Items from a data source
━━━

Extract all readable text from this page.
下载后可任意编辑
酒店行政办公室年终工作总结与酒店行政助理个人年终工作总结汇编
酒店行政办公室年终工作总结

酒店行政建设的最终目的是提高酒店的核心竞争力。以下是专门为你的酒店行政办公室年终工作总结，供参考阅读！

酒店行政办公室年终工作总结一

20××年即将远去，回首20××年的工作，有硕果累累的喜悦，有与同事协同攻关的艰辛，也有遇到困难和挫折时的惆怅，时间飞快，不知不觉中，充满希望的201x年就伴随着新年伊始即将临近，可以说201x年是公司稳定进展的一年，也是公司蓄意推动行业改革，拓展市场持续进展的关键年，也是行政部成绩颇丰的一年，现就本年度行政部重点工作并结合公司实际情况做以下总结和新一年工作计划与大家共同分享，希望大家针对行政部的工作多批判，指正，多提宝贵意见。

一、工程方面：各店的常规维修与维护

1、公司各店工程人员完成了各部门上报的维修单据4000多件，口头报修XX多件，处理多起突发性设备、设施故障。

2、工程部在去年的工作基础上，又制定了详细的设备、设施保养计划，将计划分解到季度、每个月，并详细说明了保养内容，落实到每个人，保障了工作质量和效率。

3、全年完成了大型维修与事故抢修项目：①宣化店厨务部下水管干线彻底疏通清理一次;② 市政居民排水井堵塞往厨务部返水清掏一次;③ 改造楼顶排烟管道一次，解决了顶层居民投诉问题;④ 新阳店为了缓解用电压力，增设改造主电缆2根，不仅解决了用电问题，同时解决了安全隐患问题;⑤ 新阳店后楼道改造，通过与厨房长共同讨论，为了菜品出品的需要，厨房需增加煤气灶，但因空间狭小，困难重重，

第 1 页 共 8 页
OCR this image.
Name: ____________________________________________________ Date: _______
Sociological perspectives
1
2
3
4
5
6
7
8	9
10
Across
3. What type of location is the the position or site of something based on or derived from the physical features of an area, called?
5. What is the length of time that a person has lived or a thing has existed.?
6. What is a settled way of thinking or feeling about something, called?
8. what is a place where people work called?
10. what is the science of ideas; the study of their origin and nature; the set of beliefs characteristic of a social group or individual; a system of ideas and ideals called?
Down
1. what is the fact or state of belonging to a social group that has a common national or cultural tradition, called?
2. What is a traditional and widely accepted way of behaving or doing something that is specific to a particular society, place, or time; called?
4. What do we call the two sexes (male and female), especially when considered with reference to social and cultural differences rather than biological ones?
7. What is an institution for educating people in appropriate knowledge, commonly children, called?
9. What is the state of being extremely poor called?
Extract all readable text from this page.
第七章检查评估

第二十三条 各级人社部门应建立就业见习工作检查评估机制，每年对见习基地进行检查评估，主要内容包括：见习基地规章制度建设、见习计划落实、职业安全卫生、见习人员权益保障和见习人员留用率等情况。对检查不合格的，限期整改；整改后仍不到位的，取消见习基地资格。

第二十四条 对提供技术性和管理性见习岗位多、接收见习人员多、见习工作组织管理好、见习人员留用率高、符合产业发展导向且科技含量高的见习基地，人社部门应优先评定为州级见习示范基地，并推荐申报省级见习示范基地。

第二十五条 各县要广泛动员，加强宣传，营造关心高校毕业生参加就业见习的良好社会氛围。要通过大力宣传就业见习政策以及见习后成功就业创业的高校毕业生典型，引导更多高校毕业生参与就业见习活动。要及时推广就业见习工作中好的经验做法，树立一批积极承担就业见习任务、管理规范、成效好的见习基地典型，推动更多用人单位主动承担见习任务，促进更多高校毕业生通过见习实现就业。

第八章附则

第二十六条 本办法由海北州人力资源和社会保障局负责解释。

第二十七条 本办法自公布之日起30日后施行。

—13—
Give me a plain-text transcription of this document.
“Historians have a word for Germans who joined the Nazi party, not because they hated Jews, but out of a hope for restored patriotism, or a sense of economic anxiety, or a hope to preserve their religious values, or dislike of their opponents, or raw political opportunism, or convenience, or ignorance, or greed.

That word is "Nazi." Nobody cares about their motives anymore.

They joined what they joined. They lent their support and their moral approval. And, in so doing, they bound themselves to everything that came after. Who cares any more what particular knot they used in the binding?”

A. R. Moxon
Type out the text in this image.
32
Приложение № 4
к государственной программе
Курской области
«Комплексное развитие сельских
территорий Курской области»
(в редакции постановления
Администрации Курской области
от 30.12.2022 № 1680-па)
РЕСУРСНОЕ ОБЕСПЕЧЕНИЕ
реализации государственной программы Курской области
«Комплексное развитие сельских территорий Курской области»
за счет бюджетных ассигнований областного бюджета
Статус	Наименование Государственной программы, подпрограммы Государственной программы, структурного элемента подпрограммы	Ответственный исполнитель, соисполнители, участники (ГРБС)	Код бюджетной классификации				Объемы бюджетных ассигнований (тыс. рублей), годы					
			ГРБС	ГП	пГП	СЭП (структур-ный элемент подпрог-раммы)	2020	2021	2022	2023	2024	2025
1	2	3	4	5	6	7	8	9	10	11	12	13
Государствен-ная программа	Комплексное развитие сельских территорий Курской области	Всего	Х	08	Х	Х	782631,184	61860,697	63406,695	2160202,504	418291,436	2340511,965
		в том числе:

━━━

● EXERCISE DIRECTIONS: Return every record, word for word.

● FULL OUTPUT:
Extract all readable text from this page.
下载后可任意编辑
酒店行政办公室年终工作总结与酒店行政助理个人年终工作总结汇编
酒店行政办公室年终工作总结

酒店行政建设的最终目的是提高酒店的核心竞争力。以下是专门为你的酒店行政办公室年终工作总结，供参考阅读！

酒店行政办公室年终工作总结一

20××年即将远去，回首20××年的工作，有硕果累累的喜悦，有与同事协同攻关的艰辛，也有遇到困难和挫折时的惆怅，时间飞快，不知不觉中，充满希望的201x年就伴随着新年伊始即将临近，可以说201x年是公司稳定进展的一年，也是公司蓄意推动行业改革，拓展市场持续进展的关键年，也是行政部成绩颇丰的一年，现就本年度行政部重点工作并结合公司实际情况做以下总结和新一年工作计划与大家共同分享，希望大家针对行政部的工作多批判，指正，多提宝贵意见。

一、工程方面：各店的常规维修与维护

1、公司各店工程人员完成了各部门上报的维修单据4000多件，口头报修XX多件，处理多起突发性设备、设施故障。

2、工程部在去年的工作基础上，又制定了详细的设备、设施保养计划，将计划分解到季度、每个月，并详细说明了保养内容，落实到每个人，保障了工作质量和效率。

3、全年完成了大型维修与事故抢修项目：①宣化店厨务部下水管干线彻底疏通清理一次;② 市政居民排水井堵塞往厨务部返水清掏一次;③ 改造楼顶排烟管道一次，解决了顶层居民投诉问题;④ 新阳店为了缓解用电压力，增设改造主电缆2根，不仅解决了用电问题，同时解决了安全隐患问题;⑤ 新阳店后楼道改造，通过与厨房长共同讨论，为了菜品出品的需要，厨房需增加煤气灶，但因空间狭小，困难重重，

第 1 页 共 8 页
OCR this image.
Name: ____________________________________________________ Date: _______
Sociological perspectives
1
2
3
4
5
6
7
8	9
10
Across
3. What type of location is the the position or site of something based on or derived from the physical features of an area, called?
5. What is the length of time that a person has lived or a thing has existed.?
6. What is a settled way of thinking or feeling about something, called?
8. what is a place where people work called?
10. what is the science of ideas; the study of their origin and nature; the set of beliefs characteristic of a social group or individual; a system of ideas and ideals called?
Down
1. what is the fact or state of belonging to a social group that has a common national or cultural tradition, called?
2. What is a traditional and widely accepted way of behaving or doing something that is specific to a particular society, place, or time; called?
4. What do we call the two sexes (male and female), especially when considered with reference to social and cultural differences rather than biological ones?
7. What is an institution for educating people in appropriate knowledge, commonly children, called?
9. What is the state of being extremely poor called?
Extract all readable text from this page.
第七章检查评估

第二十三条 各级人社部门应建立就业见习工作检查评估机制，每年对见习基地进行检查评估，主要内容包括：见习基地规章制度建设、见习计划落实、职业安全卫生、见习人员权益保障和见习人员留用率等情况。对检查不合格的，限期整改；整改后仍不到位的，取消见习基地资格。

第二十四条 对提供技术性和管理性见习岗位多、接收见习人员多、见习工作组织管理好、见习人员留用率高、符合产业发展导向且科技含量高的见习基地，人社部门应优先评定为州级见习示范基地，并推荐申报省级见习示范基地。

第二十五条 各县要广泛动员，加强宣传，营造关心高校毕业生参加就业见习的良好社会氛围。要通过大力宣传就业见习政策以及见习后成功就业创业的高校毕业生典型，引导更多高校毕业生参与就业见习活动。要及时推广就业见习工作中好的经验做法，树立一批积极承担就业见习任务、管理规范、成效好的见习基地典型，推动更多用人单位主动承担见习任务，促进更多高校毕业生通过见习实现就业。

第八章附则

第二十六条 本办法由海北州人力资源和社会保障局负责解释。

第二十七条 本办法自公布之日起30日后施行。

—13—
Give me a plain-text transcription of this document.
“Historians have a word for Germans who joined the Nazi party, not because they hated Jews, but out of a hope for restored patriotism, or a sense of economic anxiety, or a hope to preserve their religious values, or dislike of their opponents, or raw political opportunism, or convenience, or ignorance, or greed.

That word is "Nazi." Nobody cares about their motives anymore.

They joined what they joined. They lent their support and their moral approval. And, in so doing, they bound themselves to everything that came after. Who cares any more what particular knot they used in the binding?”

A. R. Moxon
Type out the text in this image.
32
Приложение № 4
к государственной программе
Курской области
«Комплексное развитие сельских
территорий Курской области»
(в редакции постановления
Администрации Курской области
от 30.12.2022 № 1680-па)
РЕСУРСНОЕ ОБЕСПЕЧЕНИЕ
реализации государственной программы Курской области
«Комплексное развитие сельских территорий Курской области»
за счет бюджетных ассигнований областного бюджета
Статус	Наименование Государственной программы, подпрограммы Государственной программы, структурного элемента подпрограммы	Ответственный исполнитель, соисполнители, участники (ГРБС)	Код бюджетной классификации				Объемы бюджетных ассигнований (тыс. рублей), годы					
			ГРБС	ГП	пГП	СЭП (структур-ный элемент подпрог-раммы)	2020	2021	2022	2023	2024	2025
1	2	3	4	5	6	7	8	9	10	11	12	13
Государствен-ная программа	Комплексное развитие сельских территорий Курской области	Всего	Х	08	Х	Х	782631,184	61860,697	63406,695	2160202,504	418291,436	2340511,965
		в том числе:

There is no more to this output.